··· EXERCISE MATERIAL

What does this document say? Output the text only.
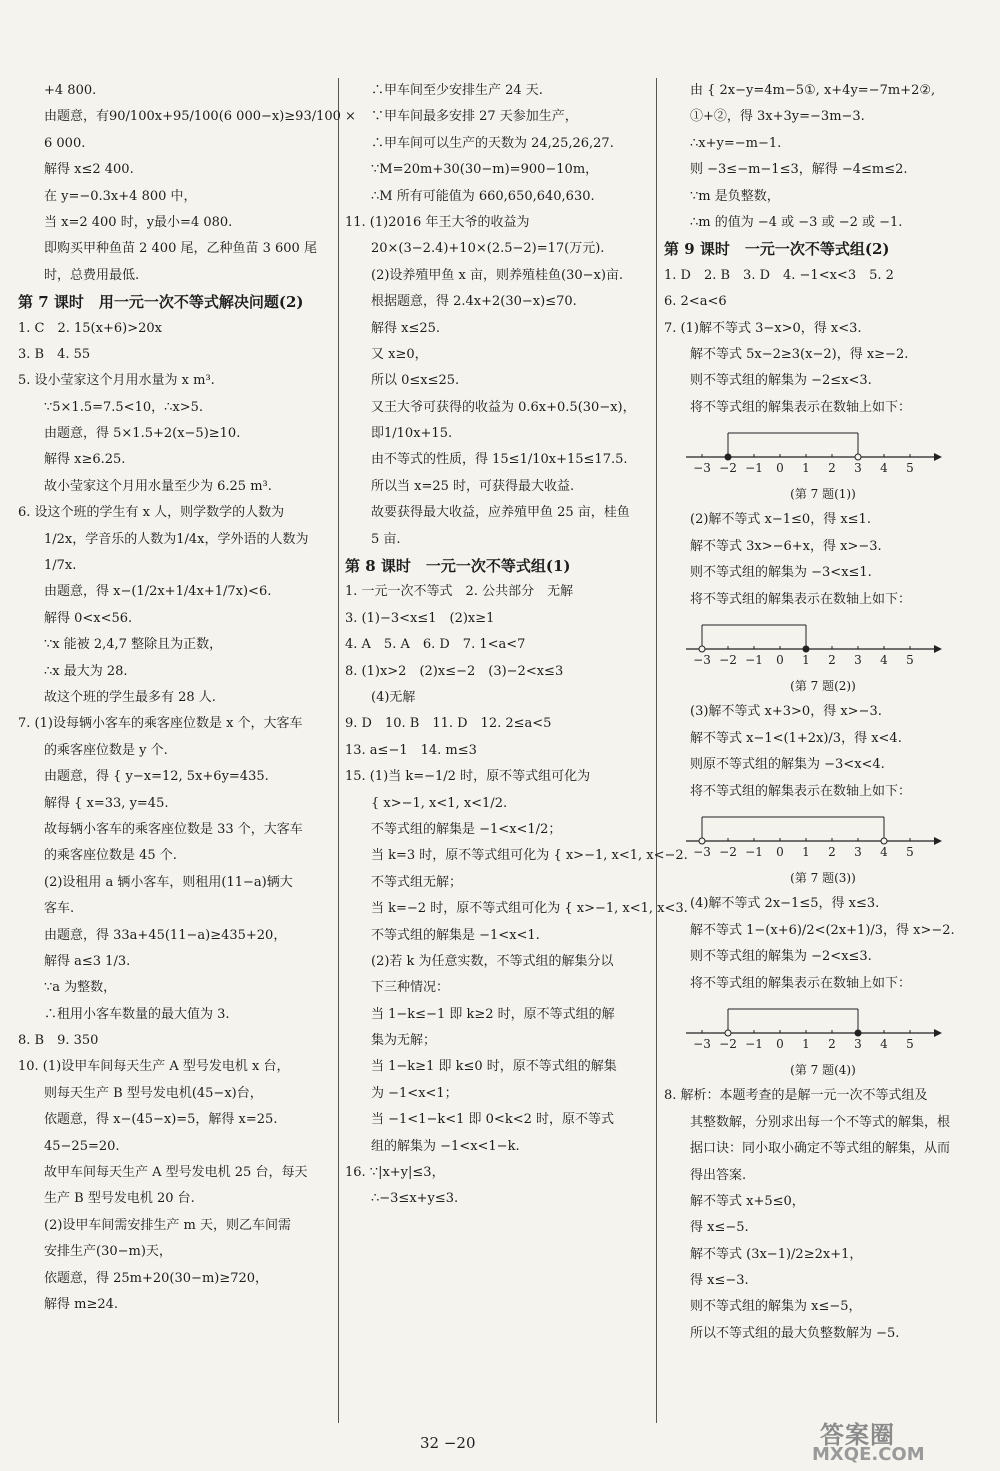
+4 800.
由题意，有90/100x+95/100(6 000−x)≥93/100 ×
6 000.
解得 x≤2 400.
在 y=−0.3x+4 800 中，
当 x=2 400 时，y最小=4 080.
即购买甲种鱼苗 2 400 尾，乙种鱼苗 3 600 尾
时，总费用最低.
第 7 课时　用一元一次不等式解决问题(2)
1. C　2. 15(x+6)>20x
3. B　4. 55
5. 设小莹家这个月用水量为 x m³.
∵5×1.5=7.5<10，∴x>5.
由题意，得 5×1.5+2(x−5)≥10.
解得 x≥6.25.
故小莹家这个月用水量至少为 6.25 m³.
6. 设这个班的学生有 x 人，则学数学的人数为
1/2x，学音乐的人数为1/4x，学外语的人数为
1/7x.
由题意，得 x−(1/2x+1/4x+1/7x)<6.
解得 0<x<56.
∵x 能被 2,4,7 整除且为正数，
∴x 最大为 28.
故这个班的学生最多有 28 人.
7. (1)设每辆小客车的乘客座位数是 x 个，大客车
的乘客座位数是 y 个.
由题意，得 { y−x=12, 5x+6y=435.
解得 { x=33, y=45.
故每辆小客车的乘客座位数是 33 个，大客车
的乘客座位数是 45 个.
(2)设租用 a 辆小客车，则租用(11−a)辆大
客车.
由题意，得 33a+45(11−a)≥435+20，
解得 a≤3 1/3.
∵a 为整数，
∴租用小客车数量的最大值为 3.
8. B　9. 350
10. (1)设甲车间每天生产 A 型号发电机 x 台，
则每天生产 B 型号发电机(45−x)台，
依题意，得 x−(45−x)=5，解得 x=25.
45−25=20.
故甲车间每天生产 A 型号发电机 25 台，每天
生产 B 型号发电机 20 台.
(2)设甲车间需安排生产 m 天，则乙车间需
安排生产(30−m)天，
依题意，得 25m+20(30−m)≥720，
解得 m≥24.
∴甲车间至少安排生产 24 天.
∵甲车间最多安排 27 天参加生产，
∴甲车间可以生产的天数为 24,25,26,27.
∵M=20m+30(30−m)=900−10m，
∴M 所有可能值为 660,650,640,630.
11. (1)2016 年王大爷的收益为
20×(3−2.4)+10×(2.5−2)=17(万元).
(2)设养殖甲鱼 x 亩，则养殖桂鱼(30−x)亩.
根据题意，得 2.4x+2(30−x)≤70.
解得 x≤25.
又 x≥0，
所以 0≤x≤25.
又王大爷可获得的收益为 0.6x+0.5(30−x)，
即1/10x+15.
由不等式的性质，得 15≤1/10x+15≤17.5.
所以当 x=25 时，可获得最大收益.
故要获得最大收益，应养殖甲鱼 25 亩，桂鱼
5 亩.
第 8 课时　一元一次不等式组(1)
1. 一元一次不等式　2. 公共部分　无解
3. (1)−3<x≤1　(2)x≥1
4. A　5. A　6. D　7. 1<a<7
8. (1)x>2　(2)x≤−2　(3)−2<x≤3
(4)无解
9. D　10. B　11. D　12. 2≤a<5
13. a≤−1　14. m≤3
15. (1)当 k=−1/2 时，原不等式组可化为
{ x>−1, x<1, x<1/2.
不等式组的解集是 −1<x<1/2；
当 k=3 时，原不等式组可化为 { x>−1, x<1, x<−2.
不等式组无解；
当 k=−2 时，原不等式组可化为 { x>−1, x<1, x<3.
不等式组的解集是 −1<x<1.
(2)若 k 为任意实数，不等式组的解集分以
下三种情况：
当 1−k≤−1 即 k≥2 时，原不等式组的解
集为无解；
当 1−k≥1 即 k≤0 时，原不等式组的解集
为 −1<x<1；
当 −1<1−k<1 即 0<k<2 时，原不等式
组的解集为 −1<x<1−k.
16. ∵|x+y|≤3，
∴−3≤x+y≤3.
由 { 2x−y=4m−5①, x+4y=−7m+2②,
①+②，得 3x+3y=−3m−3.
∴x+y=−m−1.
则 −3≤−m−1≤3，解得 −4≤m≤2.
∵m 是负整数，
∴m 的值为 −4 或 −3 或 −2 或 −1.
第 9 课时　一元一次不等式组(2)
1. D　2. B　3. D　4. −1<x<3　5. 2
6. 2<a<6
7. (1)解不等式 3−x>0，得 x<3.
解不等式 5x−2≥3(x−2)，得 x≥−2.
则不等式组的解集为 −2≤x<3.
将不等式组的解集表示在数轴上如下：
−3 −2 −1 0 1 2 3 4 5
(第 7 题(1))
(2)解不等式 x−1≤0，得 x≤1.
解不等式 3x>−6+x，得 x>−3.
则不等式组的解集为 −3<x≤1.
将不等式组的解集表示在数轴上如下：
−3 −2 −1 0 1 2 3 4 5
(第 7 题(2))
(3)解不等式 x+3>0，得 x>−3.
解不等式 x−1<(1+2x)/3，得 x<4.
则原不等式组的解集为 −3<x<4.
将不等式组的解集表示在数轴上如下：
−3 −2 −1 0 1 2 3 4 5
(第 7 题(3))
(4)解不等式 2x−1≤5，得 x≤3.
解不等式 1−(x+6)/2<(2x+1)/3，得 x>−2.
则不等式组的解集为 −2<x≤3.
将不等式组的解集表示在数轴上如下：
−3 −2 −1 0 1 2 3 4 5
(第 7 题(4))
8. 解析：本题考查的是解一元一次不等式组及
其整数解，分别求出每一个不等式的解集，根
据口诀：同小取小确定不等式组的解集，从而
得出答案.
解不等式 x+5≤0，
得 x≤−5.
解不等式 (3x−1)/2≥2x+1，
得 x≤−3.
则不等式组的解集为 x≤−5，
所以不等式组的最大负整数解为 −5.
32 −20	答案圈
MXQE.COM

······
··· EXERCISE MATERIAL

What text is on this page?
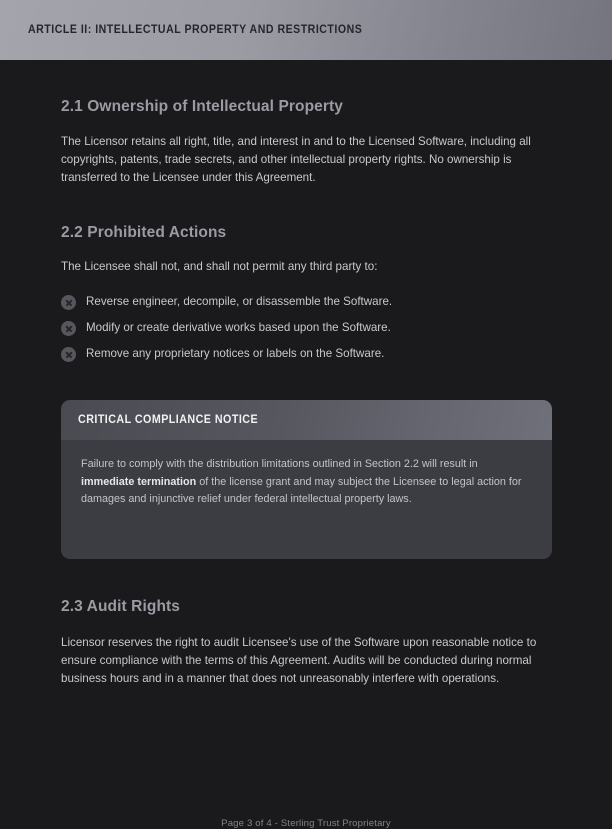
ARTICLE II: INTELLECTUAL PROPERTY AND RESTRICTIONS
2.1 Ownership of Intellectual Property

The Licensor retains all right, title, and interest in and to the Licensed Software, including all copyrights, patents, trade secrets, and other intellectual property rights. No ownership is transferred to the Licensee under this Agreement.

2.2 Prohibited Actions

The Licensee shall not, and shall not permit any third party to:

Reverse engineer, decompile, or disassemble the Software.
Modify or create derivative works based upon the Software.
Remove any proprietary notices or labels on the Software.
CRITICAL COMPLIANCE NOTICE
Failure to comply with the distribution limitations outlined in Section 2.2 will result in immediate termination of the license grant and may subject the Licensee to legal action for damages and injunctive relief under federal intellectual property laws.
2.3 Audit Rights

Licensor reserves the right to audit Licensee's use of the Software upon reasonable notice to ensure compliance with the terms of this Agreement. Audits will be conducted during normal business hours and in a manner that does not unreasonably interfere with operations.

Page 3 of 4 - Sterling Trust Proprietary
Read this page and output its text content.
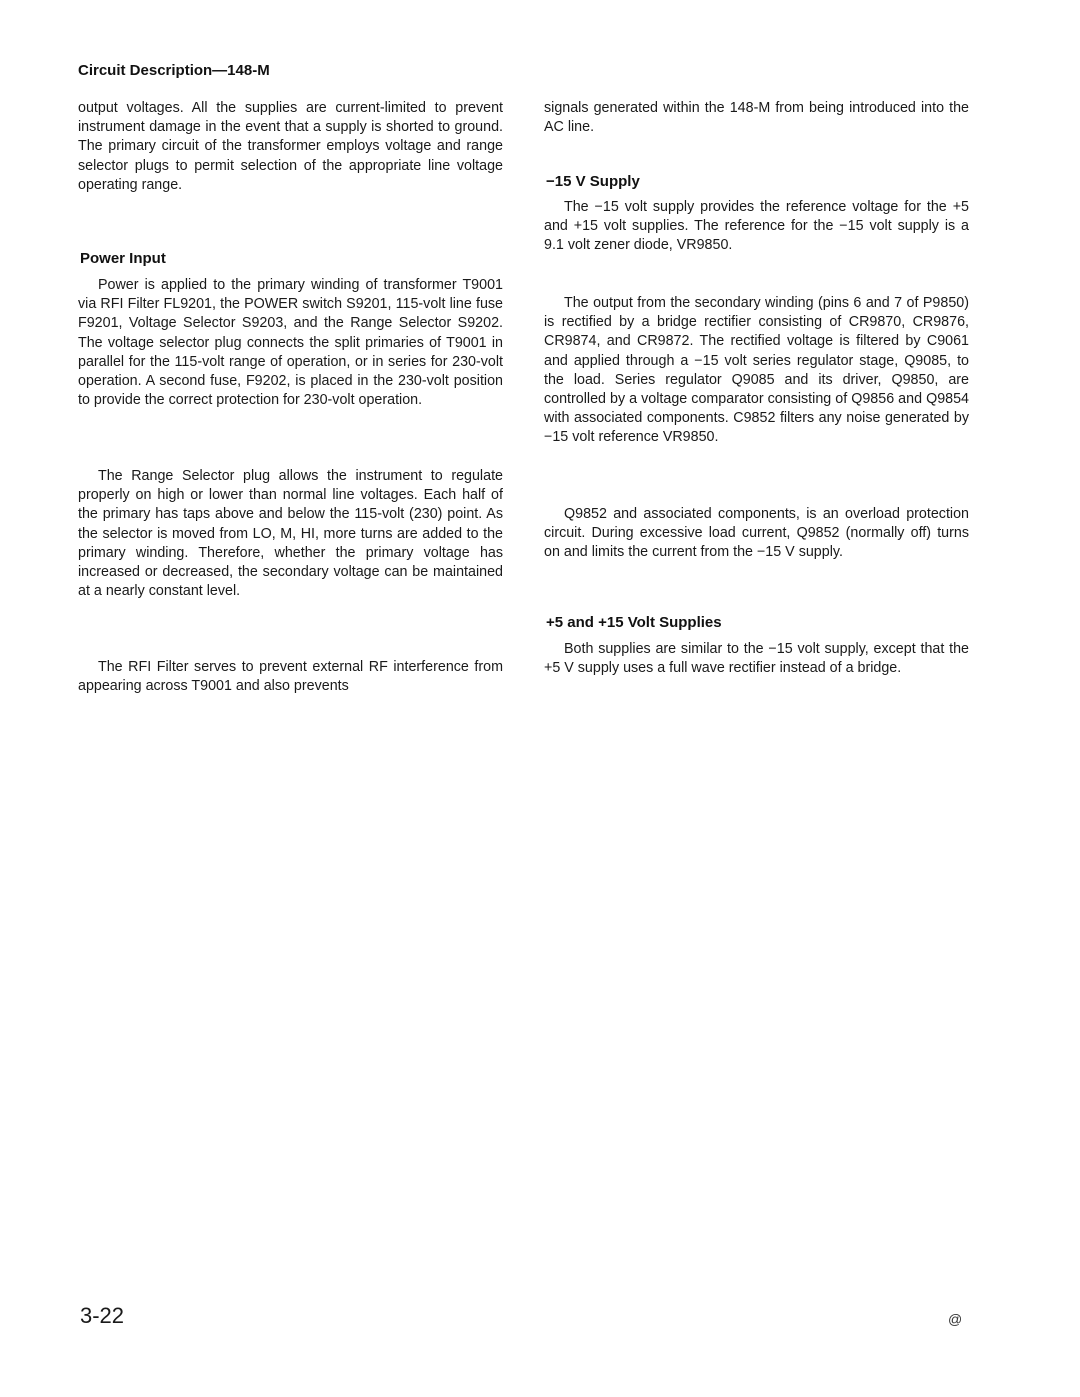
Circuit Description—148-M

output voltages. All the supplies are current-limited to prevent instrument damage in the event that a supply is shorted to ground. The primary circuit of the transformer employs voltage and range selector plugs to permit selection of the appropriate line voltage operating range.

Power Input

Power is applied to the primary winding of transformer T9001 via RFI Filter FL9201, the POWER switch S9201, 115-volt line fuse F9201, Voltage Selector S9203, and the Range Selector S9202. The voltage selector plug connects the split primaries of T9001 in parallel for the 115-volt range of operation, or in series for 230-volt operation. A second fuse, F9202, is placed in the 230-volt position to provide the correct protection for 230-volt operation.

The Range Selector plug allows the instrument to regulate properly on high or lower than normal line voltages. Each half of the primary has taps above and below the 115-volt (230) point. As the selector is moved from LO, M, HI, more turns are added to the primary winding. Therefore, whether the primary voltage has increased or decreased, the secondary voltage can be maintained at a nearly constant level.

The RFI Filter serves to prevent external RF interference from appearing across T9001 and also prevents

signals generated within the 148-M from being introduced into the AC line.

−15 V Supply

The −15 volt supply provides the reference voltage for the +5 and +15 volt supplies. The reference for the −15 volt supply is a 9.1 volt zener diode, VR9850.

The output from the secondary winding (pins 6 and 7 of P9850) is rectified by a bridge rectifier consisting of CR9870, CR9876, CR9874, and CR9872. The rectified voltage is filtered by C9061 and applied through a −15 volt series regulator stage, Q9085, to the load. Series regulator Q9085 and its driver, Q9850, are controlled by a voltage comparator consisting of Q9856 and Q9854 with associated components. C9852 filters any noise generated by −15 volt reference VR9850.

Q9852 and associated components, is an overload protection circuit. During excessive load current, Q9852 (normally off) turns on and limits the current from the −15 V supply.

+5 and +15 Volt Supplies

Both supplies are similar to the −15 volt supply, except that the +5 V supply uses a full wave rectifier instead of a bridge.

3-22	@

······
··· EXERCISE MATERIAL

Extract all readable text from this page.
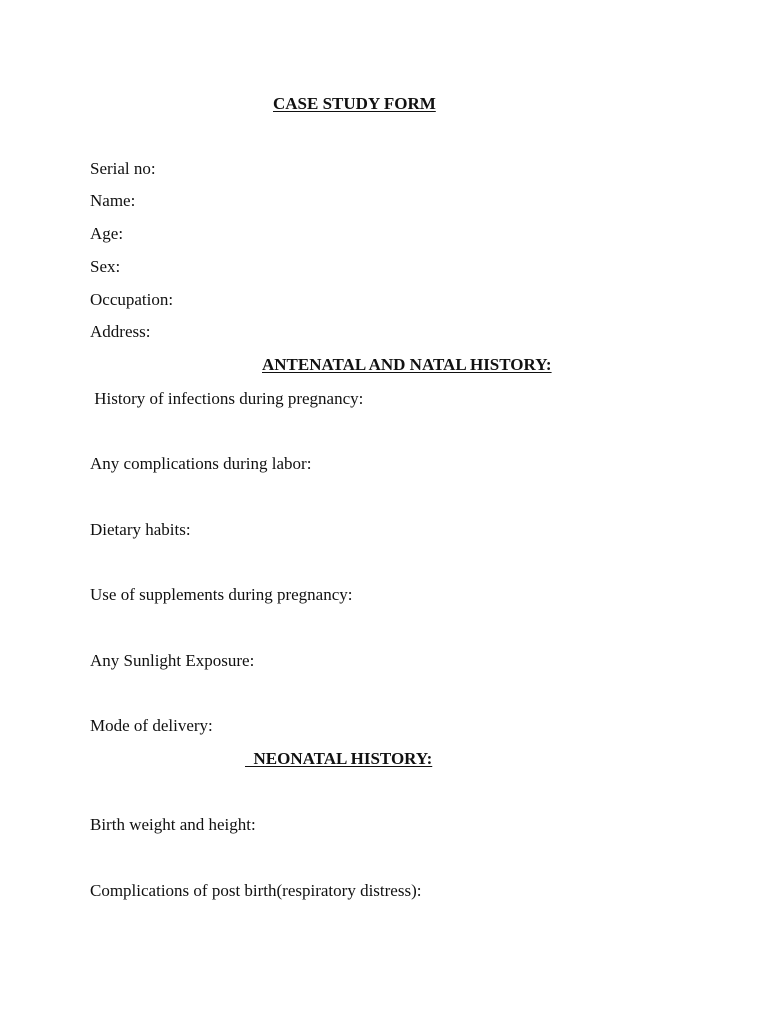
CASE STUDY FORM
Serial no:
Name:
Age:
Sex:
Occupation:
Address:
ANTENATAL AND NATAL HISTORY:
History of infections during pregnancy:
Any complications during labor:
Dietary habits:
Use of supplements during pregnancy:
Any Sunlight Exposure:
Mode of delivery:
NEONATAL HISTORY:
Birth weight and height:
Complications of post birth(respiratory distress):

······

--- GIVEN INSTRUCTION ---
Check each line above for "则不等式组的解集为" and return the ones that have it.

--- ANSWER BELOW ---
则不等式组的解集为 −2≤x<3.
则不等式组的解集为 −3<x≤1.
则不等式组的解集为 −2<x≤3.
则不等式组的解集为 x≤−5，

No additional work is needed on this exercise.